RECORDS FOR PROCESSING:
▬▬▬▬▬▬▬▬▬▬
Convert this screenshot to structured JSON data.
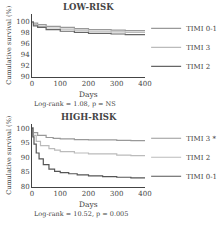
{
  "chart_data": [
    {
      "type": "step",
      "title": "LOW-RISK",
      "xlabel": "Days",
      "ylabel": "Cumulative survival (%)",
      "xlim": [
        0,
        400
      ],
      "ylim": [
        90,
        101.5
      ],
      "xticks": [
        0,
        100,
        200,
        300,
        400
      ],
      "yticks": [
        90,
        92,
        94,
        96,
        98,
        100
      ],
      "grid": false,
      "legend": "right",
      "annotation": "Log-rank = 1.08, p = NS",
      "series": [
        {
          "name": "TIMI 0-1",
          "color": "#999999",
          "x": [
            0,
            5,
            20,
            50,
            100,
            150,
            200,
            280,
            330,
            400
          ],
          "values": [
            100,
            99.8,
            99.5,
            99.2,
            99.0,
            98.8,
            98.6,
            98.5,
            98.4,
            98.3
          ]
        },
        {
          "name": "TIMI 3",
          "color": "#bbbbbb",
          "x": [
            0,
            5,
            20,
            50,
            100,
            150,
            200,
            280,
            330,
            400
          ],
          "values": [
            100,
            99.5,
            99.2,
            98.9,
            98.7,
            98.5,
            98.3,
            98.2,
            98.1,
            98.0
          ]
        },
        {
          "name": "TIMI 2",
          "color": "#666666",
          "x": [
            0,
            5,
            20,
            50,
            100,
            150,
            200,
            280,
            330,
            400
          ],
          "values": [
            100,
            99.3,
            99.0,
            98.6,
            98.3,
            98.1,
            97.9,
            97.8,
            97.7,
            97.6
          ]
        }
      ]
    },
    {
      "type": "step",
      "title": "HIGH-RISK",
      "xlabel": "Days",
      "ylabel": "Cumulative survival (%)",
      "xlim": [
        0,
        400
      ],
      "ylim": [
        80,
        101.5
      ],
      "xticks": [
        0,
        100,
        200,
        300,
        400
      ],
      "yticks": [
        80,
        85,
        90,
        95,
        100
      ],
      "grid": false,
      "legend": "right",
      "annotation": "Log-rank = 10.52, p = 0.005",
      "series": [
        {
          "name": "TIMI 3 *",
          "color": "#999999",
          "x": [
            0,
            5,
            20,
            50,
            75,
            100,
            150,
            200,
            300,
            350,
            400
          ],
          "values": [
            100,
            98.5,
            97.5,
            96.8,
            96.5,
            96.3,
            96.1,
            96.0,
            95.8,
            95.7,
            95.6
          ]
        },
        {
          "name": "TIMI 2",
          "color": "#bbbbbb",
          "x": [
            0,
            5,
            15,
            30,
            60,
            80,
            100,
            150,
            200,
            300,
            350,
            400
          ],
          "values": [
            100,
            97.5,
            95.5,
            94.0,
            93.0,
            92.5,
            92.0,
            91.5,
            91.2,
            90.8,
            90.6,
            90.4
          ]
        },
        {
          "name": "TIMI 0-1",
          "color": "#555555",
          "x": [
            0,
            3,
            7,
            15,
            25,
            40,
            60,
            80,
            100,
            130,
            160,
            200,
            250,
            300,
            350,
            400
          ],
          "values": [
            100,
            97.0,
            94.5,
            91.5,
            89.5,
            87.5,
            86.0,
            85.2,
            84.8,
            84.4,
            84.0,
            83.7,
            83.4,
            83.2,
            83.0,
            82.8
          ]
        }
      ]
    }
  ]
}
▬▬▬▬▬▬▬▬▬▬
WHAT TO WORK ON: Please transcribe the material above exactly as written. Leave the pictures out.

THE ANSWER:
Convert this screenshot to structured JSON data.
{
  "chart_data": [
    {
      "type": "step",
      "title": "LOW-RISK",
      "xlabel": "Days",
      "ylabel": "Cumulative survival (%)",
      "xlim": [
        0,
        400
      ],
      "ylim": [
        90,
        101.5
      ],
      "xticks": [
        0,
        100,
        200,
        300,
        400
      ],
      "yticks": [
        90,
        92,
        94,
        96,
        98,
        100
      ],
      "grid": false,
      "legend": "right",
      "annotation": "Log-rank = 1.08, p = NS",
      "series": [
        {
          "name": "TIMI 0-1",
          "color": "#999999",
          "x": [
            0,
            5,
            20,
            50,
            100,
            150,
            200,
            280,
            330,
            400
          ],
          "values": [
            100,
            99.8,
            99.5,
            99.2,
            99.0,
            98.8,
            98.6,
            98.5,
            98.4,
            98.3
          ]
        },
        {
          "name": "TIMI 3",
          "color": "#bbbbbb",
          "x": [
            0,
            5,
            20,
            50,
            100,
            150,
            200,
            280,
            330,
            400
          ],
          "values": [
            100,
            99.5,
            99.2,
            98.9,
            98.7,
            98.5,
            98.3,
            98.2,
            98.1,
            98.0
          ]
        },
        {
          "name": "TIMI 2",
          "color": "#666666",
          "x": [
            0,
            5,
            20,
            50,
            100,
            150,
            200,
            280,
            330,
            400
          ],
          "values": [
            100,
            99.3,
            99.0,
            98.6,
            98.3,
            98.1,
            97.9,
            97.8,
            97.7,
            97.6
          ]
        }
      ]
    },
    {
      "type": "step",
      "title": "HIGH-RISK",
      "xlabel": "Days",
      "ylabel": "Cumulative survival (%)",
      "xlim": [
        0,
        400
      ],
      "ylim": [
        80,
        101.5
      ],
      "xticks": [
        0,
        100,
        200,
        300,
        400
      ],
      "yticks": [
        80,
        85,
        90,
        95,
        100
      ],
      "grid": false,
      "legend": "right",
      "annotation": "Log-rank = 10.52, p = 0.005",
      "series": [
        {
          "name": "TIMI 3 *",
          "color": "#999999",
          "x": [
            0,
            5,
            20,
            50,
            75,
            100,
            150,
            200,
            300,
            350,
            400
          ],
          "values": [
            100,
            98.5,
            97.5,
            96.8,
            96.5,
            96.3,
            96.1,
            96.0,
            95.8,
            95.7,
            95.6
          ]
        },
        {
          "name": "TIMI 2",
          "color": "#bbbbbb",
          "x": [
            0,
            5,
            15,
            30,
            60,
            80,
            100,
            150,
            200,
            300,
            350,
            400
          ],
          "values": [
            100,
            97.5,
            95.5,
            94.0,
            93.0,
            92.5,
            92.0,
            91.5,
            91.2,
            90.8,
            90.6,
            90.4
          ]
        },
        {
          "name": "TIMI 0-1",
          "color": "#555555",
          "x": [
            0,
            3,
            7,
            15,
            25,
            40,
            60,
            80,
            100,
            130,
            160,
            200,
            250,
            300,
            350,
            400
          ],
          "values": [
            100,
            97.0,
            94.5,
            91.5,
            89.5,
            87.5,
            86.0,
            85.2,
            84.8,
            84.4,
            84.0,
            83.7,
            83.4,
            83.2,
            83.0,
            82.8
          ]
        }
      ]
    }
  ]
}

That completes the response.